=== Exercise prompt ===
Reproduce the material below word for word, beginning with its first line and ending after the line that contains "- legend-swatch: [316, 1537, 350, 1570]".

=== Source material ===
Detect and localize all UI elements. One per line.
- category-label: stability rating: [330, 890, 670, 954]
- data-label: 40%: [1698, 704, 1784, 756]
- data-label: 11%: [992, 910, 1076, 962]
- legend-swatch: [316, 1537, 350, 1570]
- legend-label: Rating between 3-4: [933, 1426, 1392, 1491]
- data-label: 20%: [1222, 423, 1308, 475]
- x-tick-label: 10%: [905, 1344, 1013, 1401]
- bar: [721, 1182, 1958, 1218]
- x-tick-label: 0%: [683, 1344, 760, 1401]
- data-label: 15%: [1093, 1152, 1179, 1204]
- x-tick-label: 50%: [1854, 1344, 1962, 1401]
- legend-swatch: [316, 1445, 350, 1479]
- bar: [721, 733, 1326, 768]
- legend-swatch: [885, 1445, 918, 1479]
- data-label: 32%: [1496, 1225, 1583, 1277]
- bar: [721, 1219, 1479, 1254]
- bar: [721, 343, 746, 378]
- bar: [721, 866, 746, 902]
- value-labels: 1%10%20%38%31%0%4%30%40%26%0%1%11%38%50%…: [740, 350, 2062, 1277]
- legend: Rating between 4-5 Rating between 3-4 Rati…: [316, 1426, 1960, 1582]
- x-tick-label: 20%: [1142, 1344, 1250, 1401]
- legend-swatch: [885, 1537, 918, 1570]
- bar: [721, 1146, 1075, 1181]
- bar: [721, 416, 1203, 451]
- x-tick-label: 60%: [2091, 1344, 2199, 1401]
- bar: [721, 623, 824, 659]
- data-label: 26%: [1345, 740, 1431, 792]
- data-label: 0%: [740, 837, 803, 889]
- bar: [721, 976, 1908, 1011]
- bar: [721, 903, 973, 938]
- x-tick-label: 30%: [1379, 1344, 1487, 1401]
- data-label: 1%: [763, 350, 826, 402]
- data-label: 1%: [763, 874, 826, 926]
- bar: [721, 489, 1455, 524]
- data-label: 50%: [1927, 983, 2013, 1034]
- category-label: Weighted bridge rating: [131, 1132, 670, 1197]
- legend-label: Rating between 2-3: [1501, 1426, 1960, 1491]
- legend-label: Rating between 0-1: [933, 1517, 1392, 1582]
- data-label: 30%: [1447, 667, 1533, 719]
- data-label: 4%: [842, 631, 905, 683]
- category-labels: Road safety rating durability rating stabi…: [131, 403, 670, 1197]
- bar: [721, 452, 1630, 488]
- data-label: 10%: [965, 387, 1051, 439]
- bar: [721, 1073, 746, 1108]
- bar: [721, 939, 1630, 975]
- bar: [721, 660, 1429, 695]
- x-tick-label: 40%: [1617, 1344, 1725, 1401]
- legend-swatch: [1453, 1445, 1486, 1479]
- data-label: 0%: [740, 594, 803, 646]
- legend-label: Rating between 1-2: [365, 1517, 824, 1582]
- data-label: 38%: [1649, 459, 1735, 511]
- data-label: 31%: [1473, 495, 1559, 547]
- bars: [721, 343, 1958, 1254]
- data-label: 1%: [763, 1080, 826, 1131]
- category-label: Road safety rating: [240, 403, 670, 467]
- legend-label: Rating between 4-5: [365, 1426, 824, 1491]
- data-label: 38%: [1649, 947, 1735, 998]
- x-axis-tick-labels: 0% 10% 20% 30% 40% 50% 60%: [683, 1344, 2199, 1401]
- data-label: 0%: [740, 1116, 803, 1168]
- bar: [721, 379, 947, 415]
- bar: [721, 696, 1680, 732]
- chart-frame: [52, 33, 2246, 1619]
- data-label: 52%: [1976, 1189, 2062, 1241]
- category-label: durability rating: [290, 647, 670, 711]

=== Written response ===
Detect and localize all UI elements. One per line.
- category-label: stability rating: [330, 890, 670, 954]
- data-label: 40%: [1698, 704, 1784, 756]
- data-label: 11%: [992, 910, 1076, 962]
- legend-swatch: [316, 1537, 350, 1570]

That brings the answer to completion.